*Given task:*
Write the entries below out again exactly; any picture in them stays out.

*Entries supplied:*
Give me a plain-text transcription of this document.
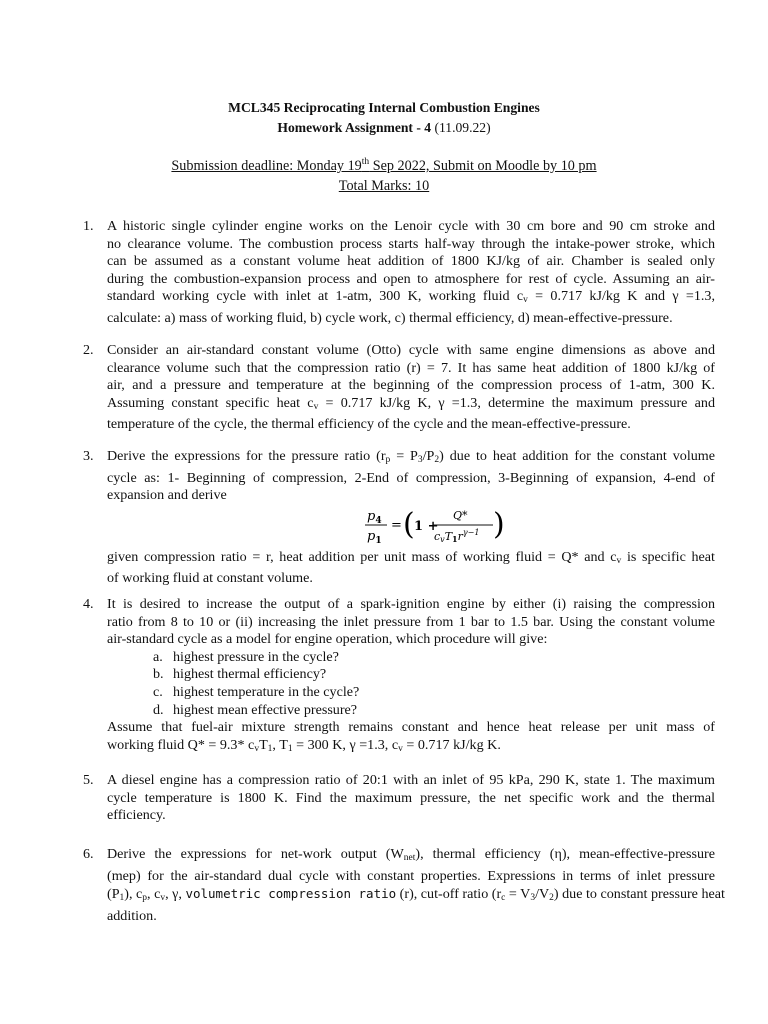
MCL345 Reciprocating Internal Combustion Engines
Homework Assignment - 4 (11.09.22)
Submission deadline: Monday 19th Sep 2022, Submit on Moodle by 10 pm
Total Marks: 10
1. A historic single cylinder engine works on the Lenoir cycle with 30 cm bore and 90 cm stroke and
no clearance volume. The combustion process starts half-way through the intake-power stroke, which
can be assumed as a constant volume heat addition of 1800 KJ/kg of air. Chamber is sealed only
during the combustion-expansion process and open to atmosphere for rest of cycle. Assuming an air-
standard working cycle with inlet at 1-atm, 300 K, working fluid $c_v = 0.717$ kJ/kg K and γ =1.3,
calculate: a) mass of working fluid, b) cycle work, c) thermal efficiency, d) mean-effective-pressure.
2. Consider an air-standard constant volume (Otto) cycle with same engine dimensions as above and
clearance volume such that the compression ratio (r) = 7. It has same heat addition of 1800 kJ/kg of
air, and a pressure and temperature at the beginning of the compression process of 1-atm, 300 K.
Assuming constant specific heat $c_v = 0.717$ kJ/kg K, γ =1.3, determine the maximum pressure and
temperature of the cycle, the thermal efficiency of the cycle and the mean-effective-pressure.
3. Derive the expressions for the pressure ratio $(r_p = P_3/P_2)$ due to heat addition for the constant volume
cycle as: 1- Beginning of compression, 2-End of compression, 3-Beginning of expansion, 4-end of
expansion and derive
$p_4$
$p_1$
= ( 1 +
Q*
$cvT1r^{\gamma-1}$ )
given compression ratio = r, heat addition per unit mass of working fluid = Q* and $c_v$ is specific heat
of working fluid at constant volume.
4. It is desired to increase the output of a spark-ignition engine by either (i) raising the compression
ratio from 8 to 10 or (ii) increasing the inlet pressure from 1 bar to 1.5 bar. Using the constant volume
air-standard cycle as a model for engine operation, which procedure will give:
a. highest pressure in the cycle?
b. highest thermal efficiency?
c. highest temperature in the cycle?
d. highest mean effective pressure?
Assume that fuel-air mixture strength remains constant and hence heat release per unit mass of
working fluid Q* = 9.3* $c_vT_1$, $T_1 = 300$ K, γ =1.3, $c_v = 0.717$ kJ/kg K.
5. A diesel engine has a compression ratio of 20:1 with an inlet of 95 kPa, 290 K, state 1. The maximum
cycle temperature is 1800 K. Find the maximum pressure, the net specific work and the thermal
efficiency.
6. Derive the expressions for net-work output $(W_{net})$, thermal efficiency (η), mean-effective-pressure
(mep) for the air-standard dual cycle with constant properties. Expressions in terms of inlet pressure
$(P_1)$, $c_p$, $c_v$, γ, volumetric compression ratio (r), cut-off ratio $(r_c = V_3/V_2)$ due to constant pressure heat
addition.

*Reply to the task:*
Give me a plain-text transcription of this document.
MCL345 Reciprocating Internal Combustion Engines
Homework Assignment - 4 (11.09.22)
Submission deadline: Monday 19th Sep 2022, Submit on Moodle by 10 pm
Total Marks: 10
1. A historic single cylinder engine works on the Lenoir cycle with 30 cm bore and 90 cm stroke and
no clearance volume. The combustion process starts half-way through the intake-power stroke, which
can be assumed as a constant volume heat addition of 1800 KJ/kg of air. Chamber is sealed only
during the combustion-expansion process and open to atmosphere for rest of cycle. Assuming an air-
standard working cycle with inlet at 1-atm, 300 K, working fluid $c_v = 0.717$ kJ/kg K and γ =1.3,
calculate: a) mass of working fluid, b) cycle work, c) thermal efficiency, d) mean-effective-pressure.
2. Consider an air-standard constant volume (Otto) cycle with same engine dimensions as above and
clearance volume such that the compression ratio (r) = 7. It has same heat addition of 1800 kJ/kg of
air, and a pressure and temperature at the beginning of the compression process of 1-atm, 300 K.
Assuming constant specific heat $c_v = 0.717$ kJ/kg K, γ =1.3, determine the maximum pressure and
temperature of the cycle, the thermal efficiency of the cycle and the mean-effective-pressure.
3. Derive the expressions for the pressure ratio $(r_p = P_3/P_2)$ due to heat addition for the constant volume
cycle as: 1- Beginning of compression, 2-End of compression, 3-Beginning of expansion, 4-end of
expansion and derive
$p_4$
$p_1$
= ( 1 +
Q*
$cvT1r^{\gamma-1}$ )
given compression ratio = r, heat addition per unit mass of working fluid = Q* and $c_v$ is specific heat
of working fluid at constant volume.
4. It is desired to increase the output of a spark-ignition engine by either (i) raising the compression
ratio from 8 to 10 or (ii) increasing the inlet pressure from 1 bar to 1.5 bar. Using the constant volume
air-standard cycle as a model for engine operation, which procedure will give:
a. highest pressure in the cycle?
b. highest thermal efficiency?
c. highest temperature in the cycle?
d. highest mean effective pressure?
Assume that fuel-air mixture strength remains constant and hence heat release per unit mass of
working fluid Q* = 9.3* $c_vT_1$, $T_1 = 300$ K, γ =1.3, $c_v = 0.717$ kJ/kg K.
5. A diesel engine has a compression ratio of 20:1 with an inlet of 95 kPa, 290 K, state 1. The maximum
cycle temperature is 1800 K. Find the maximum pressure, the net specific work and the thermal
efficiency.
6. Derive the expressions for net-work output $(W_{net})$, thermal efficiency (η), mean-effective-pressure
(mep) for the air-standard dual cycle with constant properties. Expressions in terms of inlet pressure
$(P_1)$, $c_p$, $c_v$, γ, volumetric compression ratio (r), cut-off ratio $(r_c = V_3/V_2)$ due to constant pressure heat
addition.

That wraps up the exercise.